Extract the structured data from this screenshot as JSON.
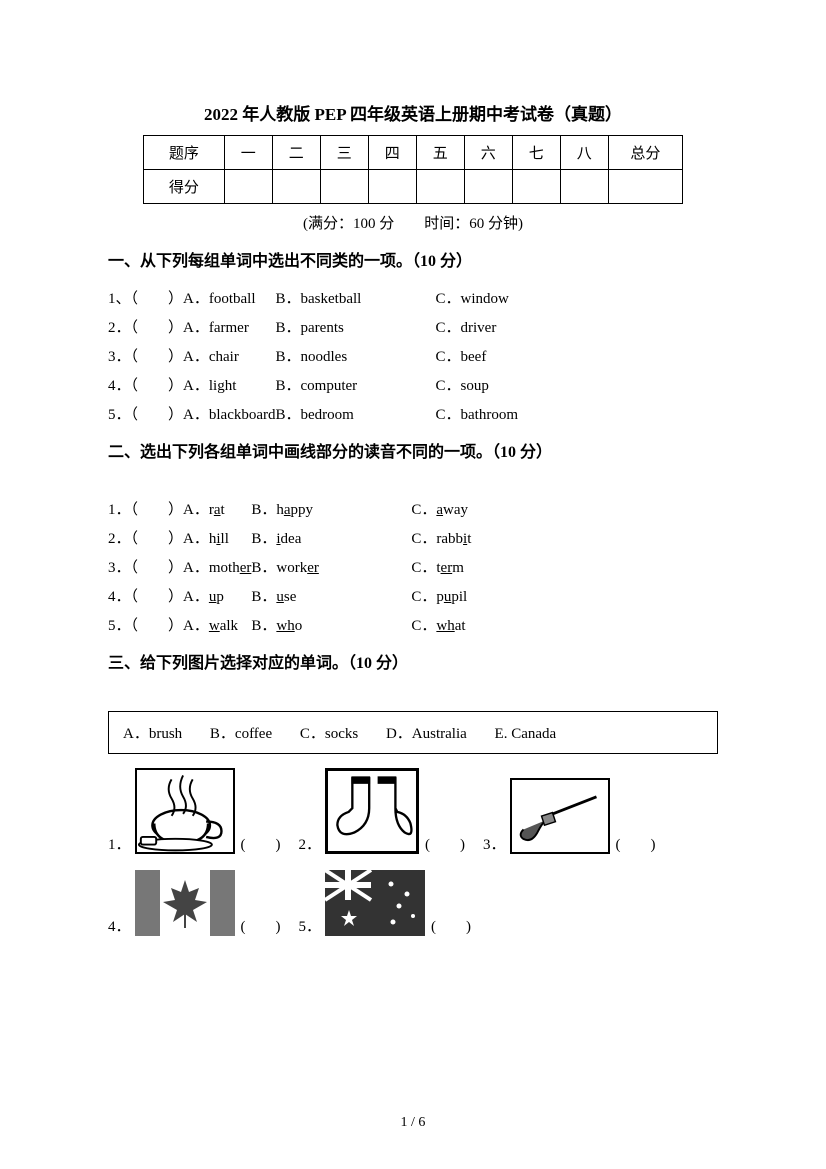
{
  "title": "2022 年人教版 PEP 四年级英语上册期中考试卷（真题）",
  "scoreTable": {
    "row1Label": "题序",
    "row2Label": "得分",
    "cols": [
      "一",
      "二",
      "三",
      "四",
      "五",
      "六",
      "七",
      "八"
    ],
    "totalLabel": "总分"
  },
  "metaLine": "(满分：100 分　　时间：60 分钟)",
  "section1": {
    "header": "一、从下列每组单词中选出不同类的一项。（10 分）",
    "items": [
      {
        "num": "1、",
        "a": "A．football",
        "b": "B．basketball",
        "c": "C．window"
      },
      {
        "num": "2．",
        "a": "A．farmer",
        "b": "B．parents",
        "c": "C．driver"
      },
      {
        "num": "3．",
        "a": "A．chair",
        "b": "B．noodles",
        "c": "C．beef"
      },
      {
        "num": "4．",
        "a": "A．light",
        "b": "B．computer",
        "c": "C．soup"
      },
      {
        "num": "5．",
        "a": "A．blackboard",
        "b": "B．bedroom",
        "c": "C．bathroom"
      }
    ]
  },
  "section2": {
    "header": "二、选出下列各组单词中画线部分的读音不同的一项。（10 分）",
    "items": [
      {
        "num": "1．",
        "a_pre": "A．r",
        "a_u": "a",
        "a_post": "t",
        "b_pre": "B．h",
        "b_u": "a",
        "b_post": "ppy",
        "c_pre": "C．",
        "c_u": "a",
        "c_post": "way"
      },
      {
        "num": "2．",
        "a_pre": "A．h",
        "a_u": "i",
        "a_post": "ll",
        "b_pre": "B．",
        "b_u": "i",
        "b_post": "dea",
        "c_pre": "C．rabb",
        "c_u": "i",
        "c_post": "t"
      },
      {
        "num": "3．",
        "a_pre": "A．moth",
        "a_u": "er",
        "a_post": "",
        "b_pre": "B．work",
        "b_u": "er",
        "b_post": "",
        "c_pre": "C．t",
        "c_u": "er",
        "c_post": "m"
      },
      {
        "num": "4．",
        "a_pre": "A．",
        "a_u": "u",
        "a_post": "p",
        "b_pre": "B．",
        "b_u": "u",
        "b_post": "se",
        "c_pre": "C．p",
        "c_u": "u",
        "c_post": "pil"
      },
      {
        "num": "5．",
        "a_pre": "A．",
        "a_u": "w",
        "a_post": "alk",
        "b_pre": "B．",
        "b_u": "wh",
        "b_post": "o",
        "c_pre": "C．",
        "c_u": "wh",
        "c_post": "at"
      }
    ]
  },
  "section3": {
    "header": "三、给下列图片选择对应的单词。（10 分）",
    "wordBox": {
      "a": "A．brush",
      "b": "B．coffee",
      "c": "C．socks",
      "d": "D．Australia",
      "e": "E. Canada"
    },
    "paren": "(　　)",
    "labels": {
      "p1": "1．",
      "p2": "2．",
      "p3": "3．",
      "p4": "4．",
      "p5": "5．"
    }
  },
  "pageNum": "1 / 6"
}
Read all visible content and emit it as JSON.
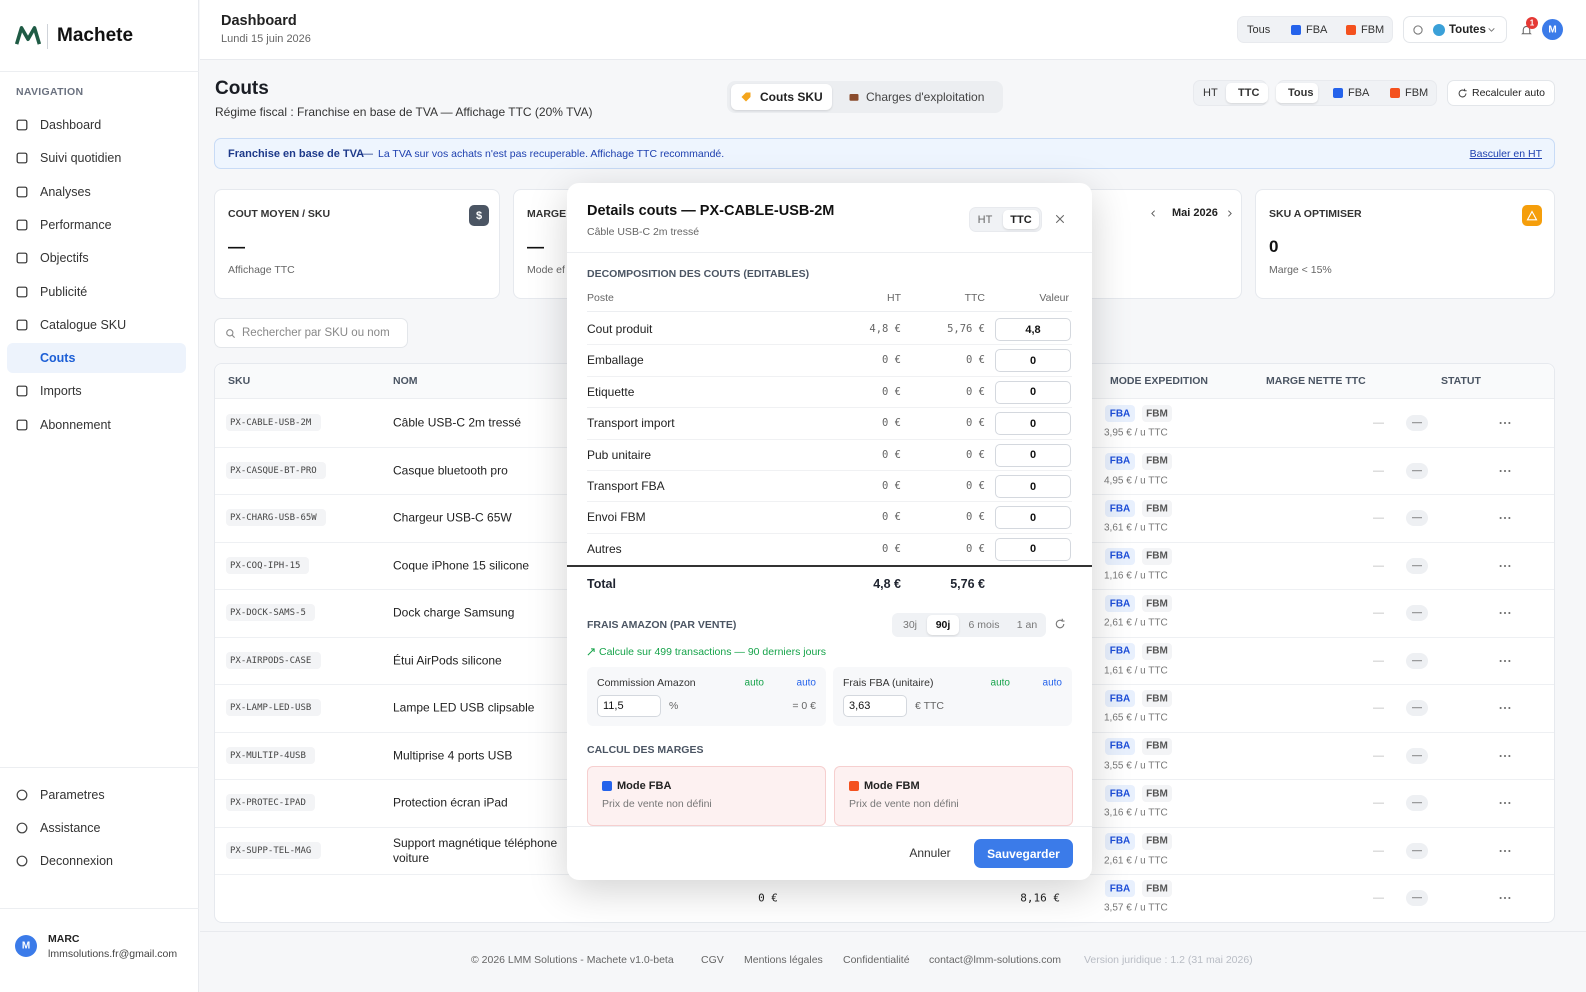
{
  "brand": "Machete",
  "sidebar": {
    "section": "NAVIGATION",
    "nav": [
      "Dashboard",
      "Suivi quotidien",
      "Analyses",
      "Performance",
      "Objectifs",
      "Publicité",
      "Catalogue SKU",
      "Couts",
      "Imports",
      "Abonnement"
    ],
    "active": 7,
    "bottom": [
      "Parametres",
      "Assistance",
      "Deconnexion"
    ],
    "user": {
      "initial": "M",
      "name": "MARC",
      "email": "lmmsolutions.fr@gmail.com"
    }
  },
  "header": {
    "title": "Dashboard",
    "date": "Lundi 15 juin 2026",
    "filters": [
      "Tous",
      "FBA",
      "FBM"
    ],
    "market": "Toutes",
    "notifications": "1",
    "avatar": "M"
  },
  "page": {
    "title": "Couts",
    "subtitle": "Régime fiscal : Franchise en base de TVA — Affichage TTC (20% TVA)",
    "tabs": [
      "Couts SKU",
      "Charges d'exploitation"
    ],
    "tax": [
      "HT",
      "TTC"
    ],
    "filters": [
      "Tous",
      "FBA",
      "FBM"
    ],
    "recalc": "Recalculer auto"
  },
  "banner": {
    "title": "Franchise en base de TVA",
    "sep": "—",
    "text": "La TVA sur vos achats n'est pas recuperable. Affichage TTC recommandé.",
    "link": "Basculer en HT"
  },
  "cards": [
    {
      "label": "COUT MOYEN / SKU",
      "value": "—",
      "sub": "Affichage TTC",
      "icon": "$"
    },
    {
      "label": "MARGE",
      "value": "—",
      "sub": "Mode ef"
    },
    {
      "month": "Mai 2026"
    },
    {
      "label": "SKU A OPTIMISER",
      "value": "0",
      "sub": "Marge < 15%"
    }
  ],
  "search": "Rechercher par SKU ou nom",
  "table": {
    "headers": [
      "SKU",
      "NOM",
      "MODE EXPEDITION",
      "MARGE NETTE TTC",
      "STATUT"
    ],
    "modes": [
      "FBA",
      "FBM"
    ],
    "empty": "—",
    "rows": [
      {
        "sku": "PX-CABLE-USB-2M",
        "name": "Câble USB-C 2m tressé",
        "fee": "3,95 € / u TTC"
      },
      {
        "sku": "PX-CASQUE-BT-PRO",
        "name": "Casque bluetooth pro",
        "fee": "4,95 € / u TTC"
      },
      {
        "sku": "PX-CHARG-USB-65W",
        "name": "Chargeur USB-C 65W",
        "fee": "3,61 € / u TTC"
      },
      {
        "sku": "PX-COQ-IPH-15",
        "name": "Coque iPhone 15 silicone",
        "fee": "1,16 € / u TTC"
      },
      {
        "sku": "PX-DOCK-SAMS-5",
        "name": "Dock charge Samsung",
        "fee": "2,61 € / u TTC"
      },
      {
        "sku": "PX-AIRPODS-CASE",
        "name": "Étui AirPods silicone",
        "fee": "1,61 € / u TTC"
      },
      {
        "sku": "PX-LAMP-LED-USB",
        "name": "Lampe LED USB clipsable",
        "fee": "1,65 € / u TTC"
      },
      {
        "sku": "PX-MULTIP-4USB",
        "name": "Multiprise 4 ports USB",
        "fee": "3,55 € / u TTC"
      },
      {
        "sku": "PX-PROTEC-IPAD",
        "name": "Protection écran iPad",
        "fee": "3,16 € / u TTC"
      },
      {
        "sku": "PX-SUPP-TEL-MAG",
        "name": "Support magnétique téléphone voiture",
        "fee": "2,61 € / u TTC"
      },
      {
        "cost": "0 €",
        "price": "8,16 €",
        "fee": "3,57 € / u TTC"
      }
    ]
  },
  "footer": [
    "© 2026 LMM Solutions - Machete v1.0-beta",
    "CGV",
    "Mentions légales",
    "Confidentialité",
    "contact@lmm-solutions.com",
    "Version juridique : 1.2 (31 mai 2026)"
  ],
  "modal": {
    "title": "Details couts — PX-CABLE-USB-2M",
    "subtitle": "Câble USB-C 2m tressé",
    "tax": [
      "HT",
      "TTC"
    ],
    "section": "DECOMPOSITION DES COUTS (EDITABLES)",
    "columns": [
      "Poste",
      "HT",
      "TTC",
      "Valeur"
    ],
    "rows": [
      {
        "label": "Cout produit",
        "ht": "4,8 €",
        "ttc": "5,76 €",
        "value": "4,8"
      },
      {
        "label": "Emballage",
        "ht": "0 €",
        "ttc": "0 €",
        "value": "0"
      },
      {
        "label": "Etiquette",
        "ht": "0 €",
        "ttc": "0 €",
        "value": "0"
      },
      {
        "label": "Transport import",
        "ht": "0 €",
        "ttc": "0 €",
        "value": "0"
      },
      {
        "label": "Pub unitaire",
        "ht": "0 €",
        "ttc": "0 €",
        "value": "0"
      },
      {
        "label": "Transport FBA",
        "ht": "0 €",
        "ttc": "0 €",
        "value": "0"
      },
      {
        "label": "Envoi FBM",
        "ht": "0 €",
        "ttc": "0 €",
        "value": "0"
      },
      {
        "label": "Autres",
        "ht": "0 €",
        "ttc": "0 €",
        "value": "0"
      }
    ],
    "total": {
      "label": "Total",
      "ht": "4,8 €",
      "ttc": "5,76 €"
    },
    "fees_title": "FRAIS AMAZON (PAR VENTE)",
    "periods": [
      "30j",
      "90j",
      "6 mois",
      "1 an"
    ],
    "period_active": 1,
    "fees_note": "Calcule sur 499 transactions — 90 derniers jours",
    "fees": [
      {
        "label": "Commission Amazon",
        "auto": "auto",
        "auto2": "auto",
        "value": "11,5",
        "unit": "%",
        "result": "= 0 €"
      },
      {
        "label": "Frais FBA (unitaire)",
        "auto": "auto",
        "auto2": "auto",
        "value": "3,63",
        "unit": "€ TTC"
      }
    ],
    "margins_title": "CALCUL DES MARGES",
    "margins": [
      {
        "label": "Mode FBA",
        "sub": "Prix de vente non défini",
        "color": "#2563eb"
      },
      {
        "label": "Mode FBM",
        "sub": "Prix de vente non défini",
        "color": "#f4511e"
      }
    ],
    "cancel": "Annuler",
    "save": "Sauvegarder"
  }
}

* * *

What is needed —
Go through the preceding material and copy each line that has the word "Affichage".

Result —
    "subtitle": "Régime fiscal : Franchise en base de TVA — Affichage TTC (20% TVA)",
    "text": "La TVA sur vos achats n'est pas recuperable. Affichage TTC recommandé.",
      "sub": "Affichage TTC",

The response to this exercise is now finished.